§ Problem description: Reproduce all of the material word for word.

# Start of Material supplied

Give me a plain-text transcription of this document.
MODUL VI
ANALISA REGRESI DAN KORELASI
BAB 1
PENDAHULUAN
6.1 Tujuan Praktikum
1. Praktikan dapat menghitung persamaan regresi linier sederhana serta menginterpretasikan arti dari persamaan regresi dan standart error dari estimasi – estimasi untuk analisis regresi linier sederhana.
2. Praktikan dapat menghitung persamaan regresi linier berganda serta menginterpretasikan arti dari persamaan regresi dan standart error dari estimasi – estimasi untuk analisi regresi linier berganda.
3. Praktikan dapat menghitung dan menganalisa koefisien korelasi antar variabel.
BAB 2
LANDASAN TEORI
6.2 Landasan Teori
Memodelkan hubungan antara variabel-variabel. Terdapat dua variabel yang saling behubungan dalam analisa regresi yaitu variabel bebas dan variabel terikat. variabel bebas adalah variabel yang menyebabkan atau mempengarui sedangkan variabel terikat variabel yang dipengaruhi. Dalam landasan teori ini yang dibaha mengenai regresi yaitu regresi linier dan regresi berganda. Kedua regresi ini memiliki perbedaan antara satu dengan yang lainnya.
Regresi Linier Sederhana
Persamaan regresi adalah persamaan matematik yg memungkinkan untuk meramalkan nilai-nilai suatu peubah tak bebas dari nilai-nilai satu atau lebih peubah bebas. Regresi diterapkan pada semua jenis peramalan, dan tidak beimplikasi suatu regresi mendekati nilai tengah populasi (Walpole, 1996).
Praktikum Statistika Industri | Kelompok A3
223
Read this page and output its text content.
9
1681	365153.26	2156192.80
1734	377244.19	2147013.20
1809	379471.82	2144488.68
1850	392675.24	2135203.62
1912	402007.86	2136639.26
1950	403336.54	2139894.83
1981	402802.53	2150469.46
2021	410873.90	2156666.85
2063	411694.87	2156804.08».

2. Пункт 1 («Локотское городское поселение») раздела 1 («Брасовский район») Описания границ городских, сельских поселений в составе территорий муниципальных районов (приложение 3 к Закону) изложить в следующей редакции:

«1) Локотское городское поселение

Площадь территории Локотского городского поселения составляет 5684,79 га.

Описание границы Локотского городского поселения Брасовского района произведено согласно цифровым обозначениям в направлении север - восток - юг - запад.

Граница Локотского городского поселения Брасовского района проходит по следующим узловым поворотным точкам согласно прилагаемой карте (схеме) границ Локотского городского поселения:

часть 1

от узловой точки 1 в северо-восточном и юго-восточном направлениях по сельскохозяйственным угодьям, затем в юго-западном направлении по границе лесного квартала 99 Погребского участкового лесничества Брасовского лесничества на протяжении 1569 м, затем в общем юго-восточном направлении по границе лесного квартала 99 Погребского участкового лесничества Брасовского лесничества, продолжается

# End of Material supplied

§ Output of the task:
Give me a plain-text transcription of this document.
MODUL VI
ANALISA REGRESI DAN KORELASI
BAB 1
PENDAHULUAN
6.1 Tujuan Praktikum
1. Praktikan dapat menghitung persamaan regresi linier sederhana serta menginterpretasikan arti dari persamaan regresi dan standart error dari estimasi – estimasi untuk analisis regresi linier sederhana.
2. Praktikan dapat menghitung persamaan regresi linier berganda serta menginterpretasikan arti dari persamaan regresi dan standart error dari estimasi – estimasi untuk analisi regresi linier berganda.
3. Praktikan dapat menghitung dan menganalisa koefisien korelasi antar variabel.
BAB 2
LANDASAN TEORI
6.2 Landasan Teori
Memodelkan hubungan antara variabel-variabel. Terdapat dua variabel yang saling behubungan dalam analisa regresi yaitu variabel bebas dan variabel terikat. variabel bebas adalah variabel yang menyebabkan atau mempengarui sedangkan variabel terikat variabel yang dipengaruhi. Dalam landasan teori ini yang dibaha mengenai regresi yaitu regresi linier dan regresi berganda. Kedua regresi ini memiliki perbedaan antara satu dengan yang lainnya.
Regresi Linier Sederhana
Persamaan regresi adalah persamaan matematik yg memungkinkan untuk meramalkan nilai-nilai suatu peubah tak bebas dari nilai-nilai satu atau lebih peubah bebas. Regresi diterapkan pada semua jenis peramalan, dan tidak beimplikasi suatu regresi mendekati nilai tengah populasi (Walpole, 1996).
Praktikum Statistika Industri | Kelompok A3
223
Read this page and output its text content.
9
1681	365153.26	2156192.80
1734	377244.19	2147013.20
1809	379471.82	2144488.68
1850	392675.24	2135203.62
1912	402007.86	2136639.26
1950	403336.54	2139894.83
1981	402802.53	2150469.46
2021	410873.90	2156666.85
2063	411694.87	2156804.08».

2. Пункт 1 («Локотское городское поселение») раздела 1 («Брасовский район») Описания границ городских, сельских поселений в составе территорий муниципальных районов (приложение 3 к Закону) изложить в следующей редакции:

«1) Локотское городское поселение

Площадь территории Локотского городского поселения составляет 5684,79 га.

Описание границы Локотского городского поселения Брасовского района произведено согласно цифровым обозначениям в направлении север - восток - юг - запад.

Граница Локотского городского поселения Брасовского района проходит по следующим узловым поворотным точкам согласно прилагаемой карте (схеме) границ Локотского городского поселения:

часть 1

от узловой точки 1 в северо-восточном и юго-восточном направлениях по сельскохозяйственным угодьям, затем в юго-западном направлении по границе лесного квартала 99 Погребского участкового лесничества Брасовского лесничества на протяжении 1569 м, затем в общем юго-восточном направлении по границе лесного квартала 99 Погребского участкового лесничества Брасовского лесничества, продолжается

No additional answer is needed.